* Begin Data to process *

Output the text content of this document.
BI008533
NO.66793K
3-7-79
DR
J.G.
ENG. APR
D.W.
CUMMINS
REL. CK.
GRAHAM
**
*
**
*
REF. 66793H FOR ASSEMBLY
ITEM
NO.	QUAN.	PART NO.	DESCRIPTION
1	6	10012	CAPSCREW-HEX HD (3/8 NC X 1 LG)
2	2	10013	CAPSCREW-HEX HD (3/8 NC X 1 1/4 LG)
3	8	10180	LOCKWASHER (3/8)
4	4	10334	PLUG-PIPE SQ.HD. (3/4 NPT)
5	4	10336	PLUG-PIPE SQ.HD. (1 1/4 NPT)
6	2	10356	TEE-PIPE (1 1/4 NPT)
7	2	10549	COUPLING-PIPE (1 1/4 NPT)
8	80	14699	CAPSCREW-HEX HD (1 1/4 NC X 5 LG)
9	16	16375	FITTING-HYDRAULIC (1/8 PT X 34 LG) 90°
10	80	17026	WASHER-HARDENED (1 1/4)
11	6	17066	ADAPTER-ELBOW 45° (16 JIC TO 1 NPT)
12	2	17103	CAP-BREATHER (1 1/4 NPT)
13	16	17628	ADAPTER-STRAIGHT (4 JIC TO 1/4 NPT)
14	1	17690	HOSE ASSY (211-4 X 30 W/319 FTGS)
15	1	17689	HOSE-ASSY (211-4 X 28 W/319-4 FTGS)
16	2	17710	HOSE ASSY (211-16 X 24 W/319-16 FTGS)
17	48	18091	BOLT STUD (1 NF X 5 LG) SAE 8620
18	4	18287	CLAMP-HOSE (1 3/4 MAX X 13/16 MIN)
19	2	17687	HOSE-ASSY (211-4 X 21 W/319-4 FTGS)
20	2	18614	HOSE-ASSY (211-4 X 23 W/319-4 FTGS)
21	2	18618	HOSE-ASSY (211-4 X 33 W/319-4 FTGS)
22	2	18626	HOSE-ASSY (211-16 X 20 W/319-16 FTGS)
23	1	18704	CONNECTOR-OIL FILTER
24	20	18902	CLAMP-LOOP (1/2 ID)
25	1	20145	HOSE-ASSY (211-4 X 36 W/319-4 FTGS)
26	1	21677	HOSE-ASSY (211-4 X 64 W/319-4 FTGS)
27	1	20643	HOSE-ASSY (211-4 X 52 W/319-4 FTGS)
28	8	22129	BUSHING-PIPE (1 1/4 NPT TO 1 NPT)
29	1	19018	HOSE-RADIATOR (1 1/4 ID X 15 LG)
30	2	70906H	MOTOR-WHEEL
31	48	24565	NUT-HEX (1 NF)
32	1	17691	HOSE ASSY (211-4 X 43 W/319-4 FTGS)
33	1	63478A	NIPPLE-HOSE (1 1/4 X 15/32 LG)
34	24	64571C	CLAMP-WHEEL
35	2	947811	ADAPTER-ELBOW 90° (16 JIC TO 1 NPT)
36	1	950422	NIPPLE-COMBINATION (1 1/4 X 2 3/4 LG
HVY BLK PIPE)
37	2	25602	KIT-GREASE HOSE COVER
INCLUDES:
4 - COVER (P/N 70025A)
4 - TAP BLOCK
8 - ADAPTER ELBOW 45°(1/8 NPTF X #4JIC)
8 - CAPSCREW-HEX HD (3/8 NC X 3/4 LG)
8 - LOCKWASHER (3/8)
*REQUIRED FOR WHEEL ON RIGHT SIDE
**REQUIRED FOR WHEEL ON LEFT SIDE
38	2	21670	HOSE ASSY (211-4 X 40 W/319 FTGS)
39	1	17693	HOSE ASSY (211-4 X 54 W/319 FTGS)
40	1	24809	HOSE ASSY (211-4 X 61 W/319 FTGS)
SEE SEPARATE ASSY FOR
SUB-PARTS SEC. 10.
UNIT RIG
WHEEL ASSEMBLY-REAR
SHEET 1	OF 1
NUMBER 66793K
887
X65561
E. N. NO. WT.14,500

* End Data to process *

For each line of the entries that includes "PIPE", show that line.

4	4	10334	PLUG-PIPE SQ.HD. (3/4 NPT)
5	4	10336	PLUG-PIPE SQ.HD. (1 1/4 NPT)
6	2	10356	TEE-PIPE (1 1/4 NPT)
7	2	10549	COUPLING-PIPE (1 1/4 NPT)
28	8	22129	BUSHING-PIPE (1 1/4 NPT TO 1 NPT)
HVY BLK PIPE)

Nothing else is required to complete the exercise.